### TEXTO SELECCIONADO
⟨
En agosto de 1986 fui enviado por IBM de
México a una corta residencia de dos meses en el Centro Internacional de
Soporte Técnico (ITSC, por sus siglas en inglés) de Raleigh, ciudad capital de
Carolina del Norte. Yo quería tomar esta corta estancia como preámbulo a una
asignación más larga, de dos o tres años, poco tiempo después.
Temprano en la mañana de un día que
trabajaba frente a mi terminal en el proyecto que me había sido asignado, se me
acercó un colega de México que estaba ahí precisamente disfrutando de una de
esas estancias largas. De repente, como me ha ocurrido ya varias veces a lo
largo de mi existencia durante los últimos 60 años, empecé a atragantarme, sin
más. No es necesario que esté comiendo o bebiendo algo, pues a veces con el
solo pasó de saliva a través de mi garganta, la epiglotis comienza a hacer su
show. El individuo con el que platicaba no quiso saber más, hizo mutis y se fue,
lo mismo que el japonés que laboraba en una terminal junto a la mía, al que al
principio le llamó la atención mi ahogamiento, pero después, sin inmutarse,
continuó tecleando como si nada.
⟩
### REGISTROS PROPORCIONADOS
⟨
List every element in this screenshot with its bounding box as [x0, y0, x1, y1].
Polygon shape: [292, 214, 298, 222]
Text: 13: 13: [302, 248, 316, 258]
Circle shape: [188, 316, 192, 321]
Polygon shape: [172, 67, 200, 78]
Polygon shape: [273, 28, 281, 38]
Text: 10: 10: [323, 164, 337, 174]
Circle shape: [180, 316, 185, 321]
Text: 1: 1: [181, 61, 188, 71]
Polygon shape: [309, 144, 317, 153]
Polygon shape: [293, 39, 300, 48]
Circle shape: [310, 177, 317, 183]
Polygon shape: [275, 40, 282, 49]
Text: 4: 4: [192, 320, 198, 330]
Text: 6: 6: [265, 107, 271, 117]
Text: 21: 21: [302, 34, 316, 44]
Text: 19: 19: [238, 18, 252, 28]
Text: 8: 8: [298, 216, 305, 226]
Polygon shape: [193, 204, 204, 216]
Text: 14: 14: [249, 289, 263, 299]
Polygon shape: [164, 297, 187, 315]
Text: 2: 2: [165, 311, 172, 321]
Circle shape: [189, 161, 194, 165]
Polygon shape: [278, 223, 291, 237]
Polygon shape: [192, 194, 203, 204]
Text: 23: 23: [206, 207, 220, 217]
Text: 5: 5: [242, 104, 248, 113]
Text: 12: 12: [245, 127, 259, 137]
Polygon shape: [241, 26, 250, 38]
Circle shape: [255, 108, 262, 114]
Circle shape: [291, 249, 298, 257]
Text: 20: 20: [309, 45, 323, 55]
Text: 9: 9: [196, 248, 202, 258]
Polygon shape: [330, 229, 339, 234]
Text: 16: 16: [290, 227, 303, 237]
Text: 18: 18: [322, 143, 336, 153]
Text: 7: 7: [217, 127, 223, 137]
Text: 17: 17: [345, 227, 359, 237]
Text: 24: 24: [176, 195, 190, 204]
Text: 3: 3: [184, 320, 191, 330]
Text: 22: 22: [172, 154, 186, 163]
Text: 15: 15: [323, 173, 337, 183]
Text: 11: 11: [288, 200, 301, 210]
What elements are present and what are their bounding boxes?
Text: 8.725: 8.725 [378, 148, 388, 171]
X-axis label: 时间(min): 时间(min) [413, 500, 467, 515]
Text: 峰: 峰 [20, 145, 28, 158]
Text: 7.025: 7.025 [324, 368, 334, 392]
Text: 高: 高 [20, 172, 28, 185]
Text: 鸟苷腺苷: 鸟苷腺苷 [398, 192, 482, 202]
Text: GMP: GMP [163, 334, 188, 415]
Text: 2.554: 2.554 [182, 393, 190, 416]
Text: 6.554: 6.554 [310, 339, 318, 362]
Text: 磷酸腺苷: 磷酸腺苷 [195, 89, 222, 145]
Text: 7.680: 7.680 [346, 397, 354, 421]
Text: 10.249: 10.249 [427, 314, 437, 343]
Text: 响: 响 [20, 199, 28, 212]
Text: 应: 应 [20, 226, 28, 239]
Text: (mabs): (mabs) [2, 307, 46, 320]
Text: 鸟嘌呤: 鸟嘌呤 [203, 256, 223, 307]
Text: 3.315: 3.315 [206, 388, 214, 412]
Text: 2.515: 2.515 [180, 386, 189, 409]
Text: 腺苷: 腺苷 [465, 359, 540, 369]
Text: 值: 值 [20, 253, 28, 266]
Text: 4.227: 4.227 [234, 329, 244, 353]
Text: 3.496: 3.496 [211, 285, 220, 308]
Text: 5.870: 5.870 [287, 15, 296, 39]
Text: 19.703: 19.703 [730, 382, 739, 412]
⟩
### QUÉ SE PIDE
Copia sin alterar el fragmento del texto seleccionado que empieza con las palabras que contienen "En agosto de" y termina con "poco tiempo después.".

### RESULTADO
En agosto de 1986 fui enviado por IBM de
México a una corta residencia de dos meses en el Centro Internacional de
Soporte Técnico (ITSC, por sus siglas en inglés) de Raleigh, ciudad capital de
Carolina del Norte. Yo quería tomar esta corta estancia como preámbulo a una
asignación más larga, de dos o tres años, poco tiempo después.